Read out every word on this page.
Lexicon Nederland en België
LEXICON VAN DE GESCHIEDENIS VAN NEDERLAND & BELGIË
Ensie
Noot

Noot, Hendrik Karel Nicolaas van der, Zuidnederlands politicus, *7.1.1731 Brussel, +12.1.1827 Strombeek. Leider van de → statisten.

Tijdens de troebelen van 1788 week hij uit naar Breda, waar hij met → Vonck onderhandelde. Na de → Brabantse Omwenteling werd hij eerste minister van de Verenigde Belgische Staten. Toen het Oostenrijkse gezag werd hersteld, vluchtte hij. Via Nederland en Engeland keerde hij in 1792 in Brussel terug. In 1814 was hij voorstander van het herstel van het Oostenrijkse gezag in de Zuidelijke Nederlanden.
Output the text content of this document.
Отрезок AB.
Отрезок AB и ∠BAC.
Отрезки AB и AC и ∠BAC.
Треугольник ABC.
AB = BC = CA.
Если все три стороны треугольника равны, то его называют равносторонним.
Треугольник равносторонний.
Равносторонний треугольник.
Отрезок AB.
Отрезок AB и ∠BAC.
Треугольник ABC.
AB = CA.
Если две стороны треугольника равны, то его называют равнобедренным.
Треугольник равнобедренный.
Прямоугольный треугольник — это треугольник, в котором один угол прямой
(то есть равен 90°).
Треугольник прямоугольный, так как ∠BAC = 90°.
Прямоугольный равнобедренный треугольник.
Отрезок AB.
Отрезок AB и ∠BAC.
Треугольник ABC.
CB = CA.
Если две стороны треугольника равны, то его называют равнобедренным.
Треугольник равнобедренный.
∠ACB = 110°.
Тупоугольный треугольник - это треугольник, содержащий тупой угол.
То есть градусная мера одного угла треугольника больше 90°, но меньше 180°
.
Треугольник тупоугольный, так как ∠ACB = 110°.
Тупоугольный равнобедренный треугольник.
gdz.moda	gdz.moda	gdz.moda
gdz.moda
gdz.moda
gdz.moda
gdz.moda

##############################

| Goal |
How many lines in these entries contain the string "есть"? State the number and nothing more.

| Task response |
2